PROVIDED DATA ::
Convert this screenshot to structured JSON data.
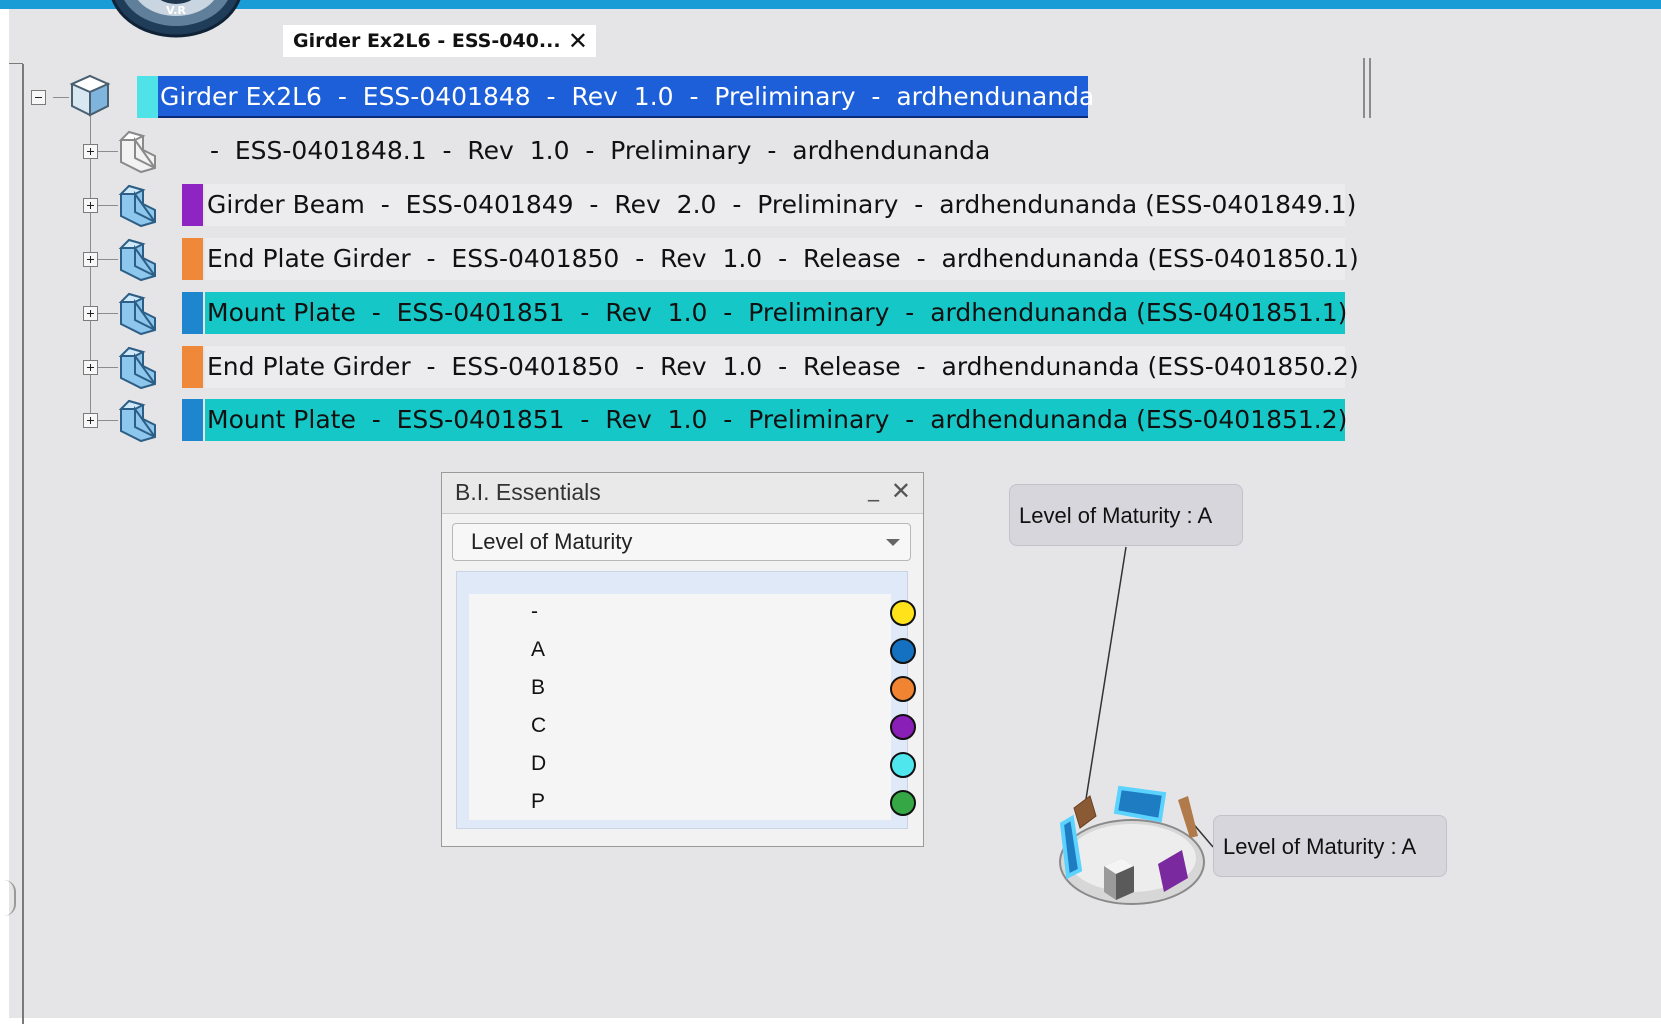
{
  "document_tab": {
    "title": "Girder Ex2L6  -  ESS-040...",
    "close": "✕"
  },
  "tree": {
    "root": {
      "label": "Girder Ex2L6  -  ESS-0401848  -  Rev  1.0  -  Preliminary  -  ardhendunanda",
      "tag_color": "#4fe3e8"
    },
    "children": [
      {
        "label": " -  ESS-0401848.1  -  Rev  1.0  -  Preliminary  -  ardhendunanda",
        "tag_color": ""
      },
      {
        "label": "Girder Beam  -  ESS-0401849  -  Rev  2.0  -  Preliminary  -  ardhendunanda (ESS-0401849.1)",
        "tag_color": "#8e24c2"
      },
      {
        "label": "End Plate Girder  -  ESS-0401850  -  Rev  1.0  -  Release  -  ardhendunanda (ESS-0401850.1)",
        "tag_color": "#f0883a"
      },
      {
        "label": "Mount Plate  -  ESS-0401851  -  Rev  1.0  -  Preliminary  -  ardhendunanda (ESS-0401851.1)",
        "tag_color": "#1d86cf"
      },
      {
        "label": "End Plate Girder  -  ESS-0401850  -  Rev  1.0  -  Release  -  ardhendunanda (ESS-0401850.2)",
        "tag_color": "#f0883a"
      },
      {
        "label": "Mount Plate  -  ESS-0401851  -  Rev  1.0  -  Preliminary  -  ardhendunanda (ESS-0401851.2)",
        "tag_color": "#1d86cf"
      }
    ]
  },
  "bi_panel": {
    "title": "B.I. Essentials",
    "minimize": "_",
    "close": "✕",
    "dropdown_value": "Level of Maturity",
    "legend": [
      {
        "label": "-",
        "color": "#ffe21a"
      },
      {
        "label": "A",
        "color": "#1470c0"
      },
      {
        "label": "B",
        "color": "#f08433"
      },
      {
        "label": "C",
        "color": "#8a1fb8"
      },
      {
        "label": "D",
        "color": "#4fe6ee"
      },
      {
        "label": "P",
        "color": "#35a845"
      }
    ]
  },
  "callouts": [
    {
      "text": "Level of Maturity : A"
    },
    {
      "text": "Level of Maturity : A"
    }
  ],
  "compass_label": "V.R"
}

JOB :: Set down the lines of the records above exactly, apart from the pictures.

EXPECTED ANSWER ::
Convert this screenshot to structured JSON data.
{
  "document_tab": {
    "title": "Girder Ex2L6  -  ESS-040...",
    "close": "✕"
  },
  "tree": {
    "root": {
      "label": "Girder Ex2L6  -  ESS-0401848  -  Rev  1.0  -  Preliminary  -  ardhendunanda",
      "tag_color": "#4fe3e8"
    },
    "children": [
      {
        "label": " -  ESS-0401848.1  -  Rev  1.0  -  Preliminary  -  ardhendunanda",
        "tag_color": ""
      },
      {
        "label": "Girder Beam  -  ESS-0401849  -  Rev  2.0  -  Preliminary  -  ardhendunanda (ESS-0401849.1)",
        "tag_color": "#8e24c2"
      },
      {
        "label": "End Plate Girder  -  ESS-0401850  -  Rev  1.0  -  Release  -  ardhendunanda (ESS-0401850.1)",
        "tag_color": "#f0883a"
      },
      {
        "label": "Mount Plate  -  ESS-0401851  -  Rev  1.0  -  Preliminary  -  ardhendunanda (ESS-0401851.1)",
        "tag_color": "#1d86cf"
      },
      {
        "label": "End Plate Girder  -  ESS-0401850  -  Rev  1.0  -  Release  -  ardhendunanda (ESS-0401850.2)",
        "tag_color": "#f0883a"
      },
      {
        "label": "Mount Plate  -  ESS-0401851  -  Rev  1.0  -  Preliminary  -  ardhendunanda (ESS-0401851.2)",
        "tag_color": "#1d86cf"
      }
    ]
  },
  "bi_panel": {
    "title": "B.I. Essentials",
    "minimize": "_",
    "close": "✕",
    "dropdown_value": "Level of Maturity",
    "legend": [
      {
        "label": "-",
        "color": "#ffe21a"
      },
      {
        "label": "A",
        "color": "#1470c0"
      },
      {
        "label": "B",
        "color": "#f08433"
      },
      {
        "label": "C",
        "color": "#8a1fb8"
      },
      {
        "label": "D",
        "color": "#4fe6ee"
      },
      {
        "label": "P",
        "color": "#35a845"
      }
    ]
  },
  "callouts": [
    {
      "text": "Level of Maturity : A"
    },
    {
      "text": "Level of Maturity : A"
    }
  ],
  "compass_label": "V.R"
}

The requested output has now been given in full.